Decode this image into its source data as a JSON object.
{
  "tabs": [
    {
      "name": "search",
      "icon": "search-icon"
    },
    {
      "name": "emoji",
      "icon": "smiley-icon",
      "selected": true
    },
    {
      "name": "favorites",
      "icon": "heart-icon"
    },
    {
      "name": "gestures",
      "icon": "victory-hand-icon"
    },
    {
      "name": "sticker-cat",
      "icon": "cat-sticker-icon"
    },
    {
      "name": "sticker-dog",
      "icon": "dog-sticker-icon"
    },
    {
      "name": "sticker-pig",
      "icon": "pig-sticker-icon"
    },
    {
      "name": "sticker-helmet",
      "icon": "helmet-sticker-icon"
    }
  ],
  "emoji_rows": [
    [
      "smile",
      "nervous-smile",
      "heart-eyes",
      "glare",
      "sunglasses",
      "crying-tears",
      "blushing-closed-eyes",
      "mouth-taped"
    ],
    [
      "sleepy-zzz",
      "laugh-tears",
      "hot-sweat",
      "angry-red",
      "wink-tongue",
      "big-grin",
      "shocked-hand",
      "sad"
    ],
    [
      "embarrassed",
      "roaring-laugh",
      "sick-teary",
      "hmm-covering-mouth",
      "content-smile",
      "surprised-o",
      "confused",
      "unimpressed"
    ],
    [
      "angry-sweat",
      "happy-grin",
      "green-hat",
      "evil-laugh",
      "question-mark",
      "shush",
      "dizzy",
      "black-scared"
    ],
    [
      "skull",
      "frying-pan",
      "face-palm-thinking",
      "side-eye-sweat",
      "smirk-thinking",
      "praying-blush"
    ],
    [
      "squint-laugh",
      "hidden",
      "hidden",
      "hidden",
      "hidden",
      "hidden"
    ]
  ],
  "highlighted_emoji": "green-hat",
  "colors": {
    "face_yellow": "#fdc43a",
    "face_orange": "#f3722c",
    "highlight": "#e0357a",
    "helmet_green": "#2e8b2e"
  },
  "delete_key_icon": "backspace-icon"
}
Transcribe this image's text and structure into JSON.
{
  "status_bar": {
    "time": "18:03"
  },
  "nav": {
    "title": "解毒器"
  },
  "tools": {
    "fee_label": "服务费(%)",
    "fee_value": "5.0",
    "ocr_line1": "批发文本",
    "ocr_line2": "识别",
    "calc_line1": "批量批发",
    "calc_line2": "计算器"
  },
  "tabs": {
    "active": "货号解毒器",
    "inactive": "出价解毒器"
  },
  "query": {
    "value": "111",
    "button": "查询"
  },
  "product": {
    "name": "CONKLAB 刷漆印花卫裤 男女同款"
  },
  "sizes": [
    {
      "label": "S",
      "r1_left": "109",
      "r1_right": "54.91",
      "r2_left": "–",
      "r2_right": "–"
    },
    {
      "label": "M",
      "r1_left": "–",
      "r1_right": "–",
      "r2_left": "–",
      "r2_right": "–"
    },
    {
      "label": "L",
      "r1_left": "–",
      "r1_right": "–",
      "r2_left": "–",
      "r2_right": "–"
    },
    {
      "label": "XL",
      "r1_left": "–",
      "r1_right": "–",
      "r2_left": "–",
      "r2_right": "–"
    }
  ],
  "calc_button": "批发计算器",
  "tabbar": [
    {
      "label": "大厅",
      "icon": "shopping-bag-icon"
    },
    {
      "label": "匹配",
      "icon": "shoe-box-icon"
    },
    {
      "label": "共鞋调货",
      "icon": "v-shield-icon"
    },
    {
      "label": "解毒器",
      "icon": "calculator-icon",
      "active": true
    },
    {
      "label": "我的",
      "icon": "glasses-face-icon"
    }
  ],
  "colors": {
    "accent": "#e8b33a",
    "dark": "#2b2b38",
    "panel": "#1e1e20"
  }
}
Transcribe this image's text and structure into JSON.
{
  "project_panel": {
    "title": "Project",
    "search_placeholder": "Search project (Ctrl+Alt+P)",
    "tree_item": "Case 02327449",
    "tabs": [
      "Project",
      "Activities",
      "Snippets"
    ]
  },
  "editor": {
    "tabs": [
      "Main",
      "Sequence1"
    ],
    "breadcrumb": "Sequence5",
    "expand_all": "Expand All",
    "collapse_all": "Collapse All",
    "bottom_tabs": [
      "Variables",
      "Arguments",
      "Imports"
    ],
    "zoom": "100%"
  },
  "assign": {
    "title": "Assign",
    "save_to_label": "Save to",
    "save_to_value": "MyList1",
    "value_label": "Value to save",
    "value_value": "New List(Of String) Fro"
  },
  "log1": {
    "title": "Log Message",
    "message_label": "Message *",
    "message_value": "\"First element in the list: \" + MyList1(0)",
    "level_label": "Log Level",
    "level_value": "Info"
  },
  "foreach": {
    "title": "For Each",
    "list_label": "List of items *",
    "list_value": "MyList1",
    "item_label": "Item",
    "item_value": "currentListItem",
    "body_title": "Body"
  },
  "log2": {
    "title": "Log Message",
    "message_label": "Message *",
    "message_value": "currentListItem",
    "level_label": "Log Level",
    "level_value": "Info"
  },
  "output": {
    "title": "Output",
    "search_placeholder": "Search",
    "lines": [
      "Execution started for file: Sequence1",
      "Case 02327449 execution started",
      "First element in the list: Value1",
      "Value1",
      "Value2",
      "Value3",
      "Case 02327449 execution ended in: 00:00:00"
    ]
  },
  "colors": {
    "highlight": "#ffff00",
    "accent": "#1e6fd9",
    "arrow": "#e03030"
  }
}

========================================================================

REQUEST:
Using the entries above, please restate each one word for word.

TASK OUTPUT:
Decode this image into its source data as a JSON object.
{
  "tabs": [
    {
      "name": "search",
      "icon": "search-icon"
    },
    {
      "name": "emoji",
      "icon": "smiley-icon",
      "selected": true
    },
    {
      "name": "favorites",
      "icon": "heart-icon"
    },
    {
      "name": "gestures",
      "icon": "victory-hand-icon"
    },
    {
      "name": "sticker-cat",
      "icon": "cat-sticker-icon"
    },
    {
      "name": "sticker-dog",
      "icon": "dog-sticker-icon"
    },
    {
      "name": "sticker-pig",
      "icon": "pig-sticker-icon"
    },
    {
      "name": "sticker-helmet",
      "icon": "helmet-sticker-icon"
    }
  ],
  "emoji_rows": [
    [
      "smile",
      "nervous-smile",
      "heart-eyes",
      "glare",
      "sunglasses",
      "crying-tears",
      "blushing-closed-eyes",
      "mouth-taped"
    ],
    [
      "sleepy-zzz",
      "laugh-tears",
      "hot-sweat",
      "angry-red",
      "wink-tongue",
      "big-grin",
      "shocked-hand",
      "sad"
    ],
    [
      "embarrassed",
      "roaring-laugh",
      "sick-teary",
      "hmm-covering-mouth",
      "content-smile",
      "surprised-o",
      "confused",
      "unimpressed"
    ],
    [
      "angry-sweat",
      "happy-grin",
      "green-hat",
      "evil-laugh",
      "question-mark",
      "shush",
      "dizzy",
      "black-scared"
    ],
    [
      "skull",
      "frying-pan",
      "face-palm-thinking",
      "side-eye-sweat",
      "smirk-thinking",
      "praying-blush"
    ],
    [
      "squint-laugh",
      "hidden",
      "hidden",
      "hidden",
      "hidden",
      "hidden"
    ]
  ],
  "highlighted_emoji": "green-hat",
  "colors": {
    "face_yellow": "#fdc43a",
    "face_orange": "#f3722c",
    "highlight": "#e0357a",
    "helmet_green": "#2e8b2e"
  },
  "delete_key_icon": "backspace-icon"
}
Transcribe this image's text and structure into JSON.
{
  "status_bar": {
    "time": "18:03"
  },
  "nav": {
    "title": "解毒器"
  },
  "tools": {
    "fee_label": "服务费(%)",
    "fee_value": "5.0",
    "ocr_line1": "批发文本",
    "ocr_line2": "识别",
    "calc_line1": "批量批发",
    "calc_line2": "计算器"
  },
  "tabs": {
    "active": "货号解毒器",
    "inactive": "出价解毒器"
  },
  "query": {
    "value": "111",
    "button": "查询"
  },
  "product": {
    "name": "CONKLAB 刷漆印花卫裤 男女同款"
  },
  "sizes": [
    {
      "label": "S",
      "r1_left": "109",
      "r1_right": "54.91",
      "r2_left": "–",
      "r2_right": "–"
    },
    {
      "label": "M",
      "r1_left": "–",
      "r1_right": "–",
      "r2_left": "–",
      "r2_right": "–"
    },
    {
      "label": "L",
      "r1_left": "–",
      "r1_right": "–",
      "r2_left": "–",
      "r2_right": "–"
    },
    {
      "label": "XL",
      "r1_left": "–",
      "r1_right": "–",
      "r2_left": "–",
      "r2_right": "–"
    }
  ],
  "calc_button": "批发计算器",
  "tabbar": [
    {
      "label": "大厅",
      "icon": "shopping-bag-icon"
    },
    {
      "label": "匹配",
      "icon": "shoe-box-icon"
    },
    {
      "label": "共鞋调货",
      "icon": "v-shield-icon"
    },
    {
      "label": "解毒器",
      "icon": "calculator-icon",
      "active": true
    },
    {
      "label": "我的",
      "icon": "glasses-face-icon"
    }
  ],
  "colors": {
    "accent": "#e8b33a",
    "dark": "#2b2b38",
    "panel": "#1e1e20"
  }
}
Transcribe this image's text and structure into JSON.
{
  "project_panel": {
    "title": "Project",
    "search_placeholder": "Search project (Ctrl+Alt+P)",
    "tree_item": "Case 02327449",
    "tabs": [
      "Project",
      "Activities",
      "Snippets"
    ]
  },
  "editor": {
    "tabs": [
      "Main",
      "Sequence1"
    ],
    "breadcrumb": "Sequence5",
    "expand_all": "Expand All",
    "collapse_all": "Collapse All",
    "bottom_tabs": [
      "Variables",
      "Arguments",
      "Imports"
    ],
    "zoom": "100%"
  },
  "assign": {
    "title": "Assign",
    "save_to_label": "Save to",
    "save_to_value": "MyList1",
    "value_label": "Value to save",
    "value_value": "New List(Of String) Fro"
  },
  "log1": {
    "title": "Log Message",
    "message_label": "Message *",
    "message_value": "\"First element in the list: \" + MyList1(0)",
    "level_label": "Log Level",
    "level_value": "Info"
  },
  "foreach": {
    "title": "For Each",
    "list_label": "List of items *",
    "list_value": "MyList1",
    "item_label": "Item",
    "item_value": "currentListItem",
    "body_title": "Body"
  },
  "log2": {
    "title": "Log Message",
    "message_label": "Message *",
    "message_value": "currentListItem",
    "level_label": "Log Level",
    "level_value": "Info"
  },
  "output": {
    "title": "Output",
    "search_placeholder": "Search",
    "lines": [
      "Execution started for file: Sequence1",
      "Case 02327449 execution started",
      "First element in the list: Value1",
      "Value1",
      "Value2",
      "Value3",
      "Case 02327449 execution ended in: 00:00:00"
    ]
  },
  "colors": {
    "highlight": "#ffff00",
    "accent": "#1e6fd9",
    "arrow": "#e03030"
  }
}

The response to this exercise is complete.